#### SET PROBLEM:
Wherever a line in the data below holds "screenshot", copy that line.
-------- RECORDS PROVIDED --------
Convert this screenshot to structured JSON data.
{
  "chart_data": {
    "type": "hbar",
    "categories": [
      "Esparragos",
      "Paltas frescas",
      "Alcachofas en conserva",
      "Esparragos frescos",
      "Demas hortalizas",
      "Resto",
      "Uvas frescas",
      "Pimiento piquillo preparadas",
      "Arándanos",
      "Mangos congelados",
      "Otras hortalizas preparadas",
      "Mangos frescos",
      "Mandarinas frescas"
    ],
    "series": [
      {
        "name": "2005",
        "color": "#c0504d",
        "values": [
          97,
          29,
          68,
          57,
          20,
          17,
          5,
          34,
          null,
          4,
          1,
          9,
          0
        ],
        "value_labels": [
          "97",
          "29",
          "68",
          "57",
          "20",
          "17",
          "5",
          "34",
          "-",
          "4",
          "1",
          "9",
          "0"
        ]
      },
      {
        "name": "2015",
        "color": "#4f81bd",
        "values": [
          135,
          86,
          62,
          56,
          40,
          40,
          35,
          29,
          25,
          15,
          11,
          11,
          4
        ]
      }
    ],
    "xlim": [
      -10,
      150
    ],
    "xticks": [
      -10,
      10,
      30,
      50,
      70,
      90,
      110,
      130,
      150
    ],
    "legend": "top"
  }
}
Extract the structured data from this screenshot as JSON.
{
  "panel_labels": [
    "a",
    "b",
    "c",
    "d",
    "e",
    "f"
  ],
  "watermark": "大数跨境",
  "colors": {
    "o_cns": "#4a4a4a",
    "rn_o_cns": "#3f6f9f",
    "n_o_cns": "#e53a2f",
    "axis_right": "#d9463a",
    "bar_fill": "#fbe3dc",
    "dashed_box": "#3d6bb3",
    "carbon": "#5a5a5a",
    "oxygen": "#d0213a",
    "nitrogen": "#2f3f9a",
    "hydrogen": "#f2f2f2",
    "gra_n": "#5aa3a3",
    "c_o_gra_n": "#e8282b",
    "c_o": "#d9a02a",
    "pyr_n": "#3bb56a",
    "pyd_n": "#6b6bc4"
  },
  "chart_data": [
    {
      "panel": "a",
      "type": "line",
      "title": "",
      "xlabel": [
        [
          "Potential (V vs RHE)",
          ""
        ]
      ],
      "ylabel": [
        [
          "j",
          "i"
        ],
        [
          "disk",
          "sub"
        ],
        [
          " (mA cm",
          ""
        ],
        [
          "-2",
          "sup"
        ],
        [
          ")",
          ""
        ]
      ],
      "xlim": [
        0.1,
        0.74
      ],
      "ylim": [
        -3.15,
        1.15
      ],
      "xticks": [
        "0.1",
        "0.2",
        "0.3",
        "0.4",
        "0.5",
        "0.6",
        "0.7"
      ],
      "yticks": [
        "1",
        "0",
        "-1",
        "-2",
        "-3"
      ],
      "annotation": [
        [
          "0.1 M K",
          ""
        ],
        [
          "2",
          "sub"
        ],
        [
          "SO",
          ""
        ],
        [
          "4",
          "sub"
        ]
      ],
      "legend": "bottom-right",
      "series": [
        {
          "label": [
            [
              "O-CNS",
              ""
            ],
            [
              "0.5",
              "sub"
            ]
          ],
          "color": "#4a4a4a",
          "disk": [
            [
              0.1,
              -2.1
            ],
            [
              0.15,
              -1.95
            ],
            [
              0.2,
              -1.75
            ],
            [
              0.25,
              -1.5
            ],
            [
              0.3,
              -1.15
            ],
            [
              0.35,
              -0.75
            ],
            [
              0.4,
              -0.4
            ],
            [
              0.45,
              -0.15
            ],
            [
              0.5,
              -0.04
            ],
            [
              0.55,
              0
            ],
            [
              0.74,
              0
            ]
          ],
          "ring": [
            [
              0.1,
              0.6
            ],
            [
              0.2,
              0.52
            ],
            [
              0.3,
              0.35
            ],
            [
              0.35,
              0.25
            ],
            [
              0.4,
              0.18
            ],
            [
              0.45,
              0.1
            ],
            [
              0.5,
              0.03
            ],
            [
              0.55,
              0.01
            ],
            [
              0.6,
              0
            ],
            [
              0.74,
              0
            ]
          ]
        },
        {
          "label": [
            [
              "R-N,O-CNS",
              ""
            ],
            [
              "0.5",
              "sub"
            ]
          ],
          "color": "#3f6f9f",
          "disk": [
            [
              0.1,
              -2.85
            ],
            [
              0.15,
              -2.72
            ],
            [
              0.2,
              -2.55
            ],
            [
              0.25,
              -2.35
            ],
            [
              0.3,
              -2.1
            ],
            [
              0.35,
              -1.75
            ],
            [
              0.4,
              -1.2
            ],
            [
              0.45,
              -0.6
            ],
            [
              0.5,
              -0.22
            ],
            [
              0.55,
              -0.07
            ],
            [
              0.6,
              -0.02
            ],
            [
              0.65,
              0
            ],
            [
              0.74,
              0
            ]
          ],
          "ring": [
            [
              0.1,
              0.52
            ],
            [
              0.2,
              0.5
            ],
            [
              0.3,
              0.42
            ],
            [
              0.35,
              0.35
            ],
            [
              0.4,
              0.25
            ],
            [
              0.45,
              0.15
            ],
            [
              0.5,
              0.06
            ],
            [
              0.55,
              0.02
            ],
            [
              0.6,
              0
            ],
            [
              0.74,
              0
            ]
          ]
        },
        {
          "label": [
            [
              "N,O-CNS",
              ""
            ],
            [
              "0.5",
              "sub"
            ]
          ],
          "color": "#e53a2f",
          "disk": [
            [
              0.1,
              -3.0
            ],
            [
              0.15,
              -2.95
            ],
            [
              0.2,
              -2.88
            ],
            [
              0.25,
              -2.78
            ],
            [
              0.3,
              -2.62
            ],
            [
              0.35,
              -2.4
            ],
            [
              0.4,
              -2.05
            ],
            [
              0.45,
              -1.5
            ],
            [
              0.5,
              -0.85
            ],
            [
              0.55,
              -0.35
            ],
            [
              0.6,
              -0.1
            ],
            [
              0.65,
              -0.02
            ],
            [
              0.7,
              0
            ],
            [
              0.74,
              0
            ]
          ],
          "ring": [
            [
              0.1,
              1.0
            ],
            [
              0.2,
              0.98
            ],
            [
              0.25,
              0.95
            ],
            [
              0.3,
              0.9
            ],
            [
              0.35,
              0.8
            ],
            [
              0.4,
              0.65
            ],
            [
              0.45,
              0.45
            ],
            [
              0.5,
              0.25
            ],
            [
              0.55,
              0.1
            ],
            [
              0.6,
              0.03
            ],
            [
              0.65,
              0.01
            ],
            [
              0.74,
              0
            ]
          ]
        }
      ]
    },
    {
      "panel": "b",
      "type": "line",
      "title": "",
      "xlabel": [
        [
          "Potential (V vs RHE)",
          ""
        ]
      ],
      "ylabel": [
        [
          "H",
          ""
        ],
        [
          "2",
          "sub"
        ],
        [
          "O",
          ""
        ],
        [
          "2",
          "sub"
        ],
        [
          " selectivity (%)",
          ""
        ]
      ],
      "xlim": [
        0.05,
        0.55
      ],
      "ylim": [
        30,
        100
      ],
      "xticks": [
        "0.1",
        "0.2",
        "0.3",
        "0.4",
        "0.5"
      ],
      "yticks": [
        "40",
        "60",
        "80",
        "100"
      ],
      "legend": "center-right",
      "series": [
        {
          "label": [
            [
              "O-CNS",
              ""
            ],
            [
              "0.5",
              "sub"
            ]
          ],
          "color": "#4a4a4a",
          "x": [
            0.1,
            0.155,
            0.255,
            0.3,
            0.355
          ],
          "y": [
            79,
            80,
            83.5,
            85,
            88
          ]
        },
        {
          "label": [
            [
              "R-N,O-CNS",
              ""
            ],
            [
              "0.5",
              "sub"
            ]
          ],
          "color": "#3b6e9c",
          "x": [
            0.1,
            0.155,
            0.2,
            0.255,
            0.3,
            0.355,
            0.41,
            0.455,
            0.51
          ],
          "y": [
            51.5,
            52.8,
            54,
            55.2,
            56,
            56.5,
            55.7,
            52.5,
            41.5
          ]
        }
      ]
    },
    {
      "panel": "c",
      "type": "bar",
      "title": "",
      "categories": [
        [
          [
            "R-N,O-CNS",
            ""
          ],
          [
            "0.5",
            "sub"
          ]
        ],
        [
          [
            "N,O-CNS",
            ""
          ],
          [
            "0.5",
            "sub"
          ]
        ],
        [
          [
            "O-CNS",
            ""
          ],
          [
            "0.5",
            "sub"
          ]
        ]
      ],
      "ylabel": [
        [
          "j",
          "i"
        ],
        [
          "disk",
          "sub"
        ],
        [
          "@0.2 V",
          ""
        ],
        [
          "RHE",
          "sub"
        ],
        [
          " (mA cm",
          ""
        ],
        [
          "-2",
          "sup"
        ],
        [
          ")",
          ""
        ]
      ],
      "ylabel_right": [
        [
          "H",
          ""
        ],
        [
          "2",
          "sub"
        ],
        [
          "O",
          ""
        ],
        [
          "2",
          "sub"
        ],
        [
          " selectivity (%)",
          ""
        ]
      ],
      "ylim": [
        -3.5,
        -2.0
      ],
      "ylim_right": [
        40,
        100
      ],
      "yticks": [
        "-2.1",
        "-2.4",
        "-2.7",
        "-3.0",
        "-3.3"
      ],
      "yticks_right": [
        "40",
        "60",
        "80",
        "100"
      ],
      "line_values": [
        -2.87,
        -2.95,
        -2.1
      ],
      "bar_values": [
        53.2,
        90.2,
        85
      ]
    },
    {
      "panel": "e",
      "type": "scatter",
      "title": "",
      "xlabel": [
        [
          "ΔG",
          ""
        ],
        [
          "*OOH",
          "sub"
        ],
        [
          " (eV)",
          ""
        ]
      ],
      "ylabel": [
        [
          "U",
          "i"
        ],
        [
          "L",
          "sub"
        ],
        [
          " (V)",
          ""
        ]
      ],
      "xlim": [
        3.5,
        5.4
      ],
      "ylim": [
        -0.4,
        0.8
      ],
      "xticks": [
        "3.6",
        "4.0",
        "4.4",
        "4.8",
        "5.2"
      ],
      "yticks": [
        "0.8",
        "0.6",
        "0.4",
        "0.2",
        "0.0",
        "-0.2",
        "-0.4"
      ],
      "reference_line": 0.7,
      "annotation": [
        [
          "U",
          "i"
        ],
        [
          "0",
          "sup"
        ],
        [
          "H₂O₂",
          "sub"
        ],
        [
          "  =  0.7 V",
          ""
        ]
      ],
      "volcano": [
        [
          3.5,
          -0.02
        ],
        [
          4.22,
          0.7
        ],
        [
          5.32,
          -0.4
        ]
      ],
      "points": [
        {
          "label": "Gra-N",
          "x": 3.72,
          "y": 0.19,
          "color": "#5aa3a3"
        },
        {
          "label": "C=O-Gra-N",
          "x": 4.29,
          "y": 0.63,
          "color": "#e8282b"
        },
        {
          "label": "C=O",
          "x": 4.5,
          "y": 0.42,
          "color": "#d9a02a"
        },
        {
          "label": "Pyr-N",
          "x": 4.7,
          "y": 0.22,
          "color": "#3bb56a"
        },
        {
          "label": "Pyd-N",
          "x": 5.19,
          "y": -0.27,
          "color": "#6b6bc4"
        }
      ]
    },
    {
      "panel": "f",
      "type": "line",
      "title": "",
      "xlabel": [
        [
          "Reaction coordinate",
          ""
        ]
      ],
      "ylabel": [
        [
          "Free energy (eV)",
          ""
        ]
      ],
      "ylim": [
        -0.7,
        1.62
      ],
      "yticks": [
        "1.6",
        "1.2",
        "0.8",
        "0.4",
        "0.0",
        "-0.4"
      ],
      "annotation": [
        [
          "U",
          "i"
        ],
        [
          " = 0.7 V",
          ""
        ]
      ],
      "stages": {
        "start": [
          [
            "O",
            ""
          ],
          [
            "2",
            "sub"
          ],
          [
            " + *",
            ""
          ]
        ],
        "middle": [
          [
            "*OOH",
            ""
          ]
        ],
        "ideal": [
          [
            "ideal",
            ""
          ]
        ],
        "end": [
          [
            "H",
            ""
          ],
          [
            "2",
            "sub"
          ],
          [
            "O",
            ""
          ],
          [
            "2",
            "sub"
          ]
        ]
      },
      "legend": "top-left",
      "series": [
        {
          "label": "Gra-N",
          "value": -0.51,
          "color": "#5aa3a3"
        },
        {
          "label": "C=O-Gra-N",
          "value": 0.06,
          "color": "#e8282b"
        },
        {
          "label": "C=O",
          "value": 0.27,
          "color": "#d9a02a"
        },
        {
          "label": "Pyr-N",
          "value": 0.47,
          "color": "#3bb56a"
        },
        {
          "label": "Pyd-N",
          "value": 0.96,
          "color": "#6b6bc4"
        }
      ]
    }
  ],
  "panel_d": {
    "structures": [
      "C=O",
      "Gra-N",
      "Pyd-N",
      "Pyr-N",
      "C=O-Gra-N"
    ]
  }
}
--------
#### ANSWER FOR THE TASK:
Convert this screenshot to structured JSON data.
Extract the structured data from this screenshot as JSON.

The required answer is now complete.